Below is a listing to transcribe in full and exactly; keep the pictures out.

--- Start of Supplied material ---

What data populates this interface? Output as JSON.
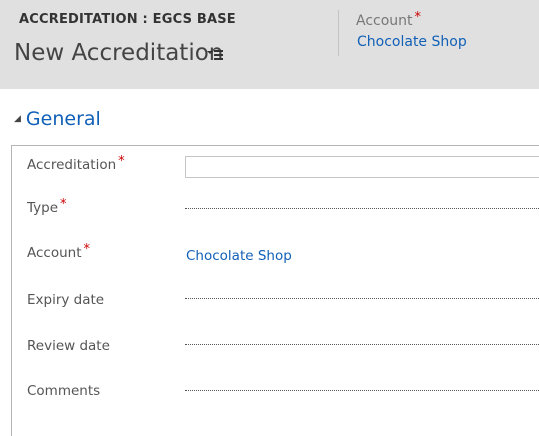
{
  "header": {
    "entity_title": "ACCREDITATION : EGCS BASE",
    "record_title": "New Accreditation",
    "account_label": "Account",
    "account_value": "Chocolate Shop",
    "required_mark": "*"
  },
  "section": {
    "title": "General"
  },
  "fields": {
    "accreditation": {
      "label": "Accreditation",
      "value": ""
    },
    "type": {
      "label": "Type"
    },
    "account": {
      "label": "Account",
      "value": "Chocolate Shop"
    },
    "expiry_date": {
      "label": "Expiry date"
    },
    "review_date": {
      "label": "Review date"
    },
    "comments": {
      "label": "Comments"
    }
  },
  "icons": {
    "form_menu": "list-menu-icon",
    "collapse": "triangle-collapse-icon"
  },
  "colors": {
    "header_bg": "#e0e0e0",
    "link": "#1160b7",
    "required": "#cc0000"
  }
}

--- End of Supplied material ---

## Final result
What data populates this interface? Output as JSON.
{
  "header": {
    "entity_title": "ACCREDITATION : EGCS BASE",
    "record_title": "New Accreditation",
    "account_label": "Account",
    "account_value": "Chocolate Shop",
    "required_mark": "*"
  },
  "section": {
    "title": "General"
  },
  "fields": {
    "accreditation": {
      "label": "Accreditation",
      "value": ""
    },
    "type": {
      "label": "Type"
    },
    "account": {
      "label": "Account",
      "value": "Chocolate Shop"
    },
    "expiry_date": {
      "label": "Expiry date"
    },
    "review_date": {
      "label": "Review date"
    },
    "comments": {
      "label": "Comments"
    }
  },
  "icons": {
    "form_menu": "list-menu-icon",
    "collapse": "triangle-collapse-icon"
  },
  "colors": {
    "header_bg": "#e0e0e0",
    "link": "#1160b7",
    "required": "#cc0000"
  }
}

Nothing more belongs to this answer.